Saved entries
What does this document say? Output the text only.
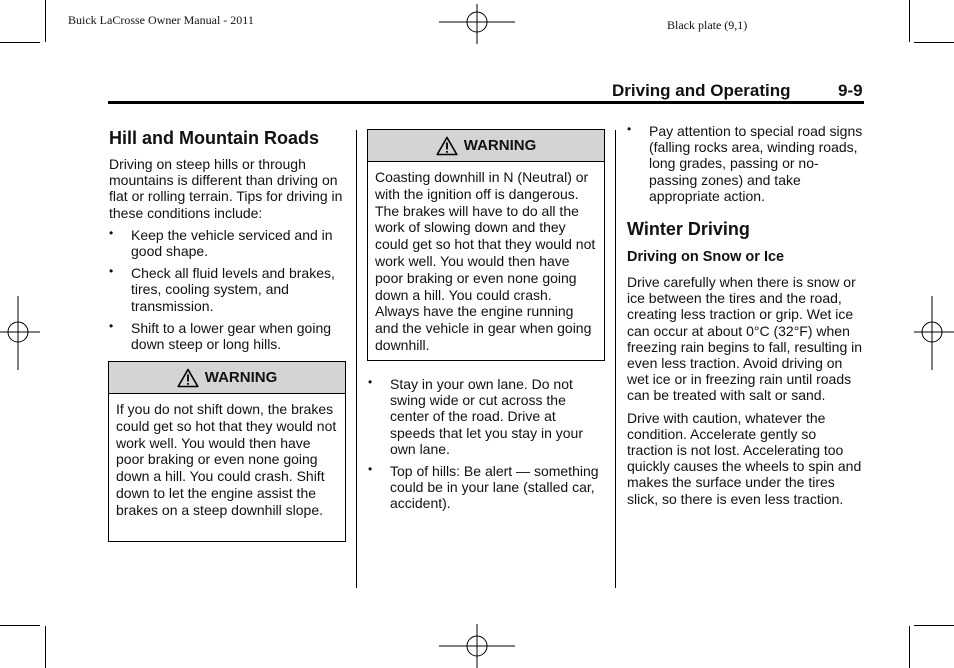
Buick LaCrosse Owner Manual - 2011	Black plate (9,1)
Driving and Operating	9-9
Hill and Mountain Roads

Driving on steep hills or through mountains is different than driving on flat or rolling terrain. Tips for driving in these conditions include:

• Keep the vehicle serviced and in good shape.
• Check all fluid levels and brakes, tires, cooling system, and transmission.
• Shift to a lower gear when going down steep or long hills.
WARNING
If you do not shift down, the brakes could get so hot that they would not work well. You would then have poor braking or even none going down a hill. You could crash. Shift down to let the engine assist the brakes on a steep downhill slope.
WARNING
Coasting downhill in N (Neutral) or with the ignition off is dangerous. The brakes will have to do all the work of slowing down and they could get so hot that they would not work well. You would then have poor braking or even none going down a hill. You could crash. Always have the engine running and the vehicle in gear when going downhill.
• Stay in your own lane. Do not swing wide or cut across the center of the road. Drive at speeds that let you stay in your own lane.
• Top of hills: Be alert — something could be in your lane (stalled car, accident).
• Pay attention to special road signs (falling rocks area, winding roads, long grades, passing or no-passing zones) and take appropriate action.
Winter Driving
Driving on Snow or Ice

Drive carefully when there is snow or ice between the tires and the road, creating less traction or grip. Wet ice can occur at about 0°C (32°F) when freezing rain begins to fall, resulting in even less traction. Avoid driving on wet ice or in freezing rain until roads can be treated with salt or sand.

Drive with caution, whatever the condition. Accelerate gently so traction is not lost. Accelerating too quickly causes the wheels to spin and makes the surface under the tires slick, so there is even less traction.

TASK » Go through the entries above and output them exactly, without pictures.

OUTPUT OF THE TASK »
What does this document say? Output the text only.
Buick LaCrosse Owner Manual - 2011	Black plate (9,1)
Driving and Operating	9-9
Hill and Mountain Roads

Driving on steep hills or through mountains is different than driving on flat or rolling terrain. Tips for driving in these conditions include:

• Keep the vehicle serviced and in good shape.
• Check all fluid levels and brakes, tires, cooling system, and transmission.
• Shift to a lower gear when going down steep or long hills.
WARNING
If you do not shift down, the brakes could get so hot that they would not work well. You would then have poor braking or even none going down a hill. You could crash. Shift down to let the engine assist the brakes on a steep downhill slope.
WARNING
Coasting downhill in N (Neutral) or with the ignition off is dangerous. The brakes will have to do all the work of slowing down and they could get so hot that they would not work well. You would then have poor braking or even none going down a hill. You could crash. Always have the engine running and the vehicle in gear when going downhill.
• Stay in your own lane. Do not swing wide or cut across the center of the road. Drive at speeds that let you stay in your own lane.
• Top of hills: Be alert — something could be in your lane (stalled car, accident).
• Pay attention to special road signs (falling rocks area, winding roads, long grades, passing or no-passing zones) and take appropriate action.
Winter Driving
Driving on Snow or Ice

Drive carefully when there is snow or ice between the tires and the road, creating less traction or grip. Wet ice can occur at about 0°C (32°F) when freezing rain begins to fall, resulting in even less traction. Avoid driving on wet ice or in freezing rain until roads can be treated with salt or sand.

Drive with caution, whatever the condition. Accelerate gently so traction is not lost. Accelerating too quickly causes the wheels to spin and makes the surface under the tires slick, so there is even less traction.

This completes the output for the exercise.